• EXERCISE REQUIREMENTS
Please copy all the lines that follow, word for word.

• SUPPLIED INFORMATION
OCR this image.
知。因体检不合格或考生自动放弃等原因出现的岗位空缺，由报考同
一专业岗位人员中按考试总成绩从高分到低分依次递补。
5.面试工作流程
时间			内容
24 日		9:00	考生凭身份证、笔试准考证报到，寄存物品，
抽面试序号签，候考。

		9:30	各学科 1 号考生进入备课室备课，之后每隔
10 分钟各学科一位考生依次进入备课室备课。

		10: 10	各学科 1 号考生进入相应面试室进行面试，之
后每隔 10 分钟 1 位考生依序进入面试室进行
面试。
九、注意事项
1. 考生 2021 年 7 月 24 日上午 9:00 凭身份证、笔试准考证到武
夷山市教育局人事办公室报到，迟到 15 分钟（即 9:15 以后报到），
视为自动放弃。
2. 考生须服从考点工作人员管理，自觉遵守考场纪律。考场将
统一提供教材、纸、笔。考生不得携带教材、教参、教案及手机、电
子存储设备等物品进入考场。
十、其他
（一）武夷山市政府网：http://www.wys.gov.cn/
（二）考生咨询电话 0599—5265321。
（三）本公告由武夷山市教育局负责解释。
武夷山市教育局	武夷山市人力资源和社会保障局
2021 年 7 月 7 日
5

• EXERCISE ANSWER
OCR this image.
知。因体检不合格或考生自动放弃等原因出现的岗位空缺，由报考同
一专业岗位人员中按考试总成绩从高分到低分依次递补。
5.面试工作流程
时间			内容
24 日		9:00	考生凭身份证、笔试准考证报到，寄存物品，
抽面试序号签，候考。

		9:30	各学科 1 号考生进入备课室备课，之后每隔
10 分钟各学科一位考生依次进入备课室备课。

		10: 10	各学科 1 号考生进入相应面试室进行面试，之
后每隔 10 分钟 1 位考生依序进入面试室进行
面试。
九、注意事项
1. 考生 2021 年 7 月 24 日上午 9:00 凭身份证、笔试准考证到武
夷山市教育局人事办公室报到，迟到 15 分钟（即 9:15 以后报到），
视为自动放弃。
2. 考生须服从考点工作人员管理，自觉遵守考场纪律。考场将
统一提供教材、纸、笔。考生不得携带教材、教参、教案及手机、电
子存储设备等物品进入考场。
十、其他
（一）武夷山市政府网：http://www.wys.gov.cn/
（二）考生咨询电话 0599—5265321。
（三）本公告由武夷山市教育局负责解释。
武夷山市教育局	武夷山市人力资源和社会保障局
2021 年 7 月 7 日
5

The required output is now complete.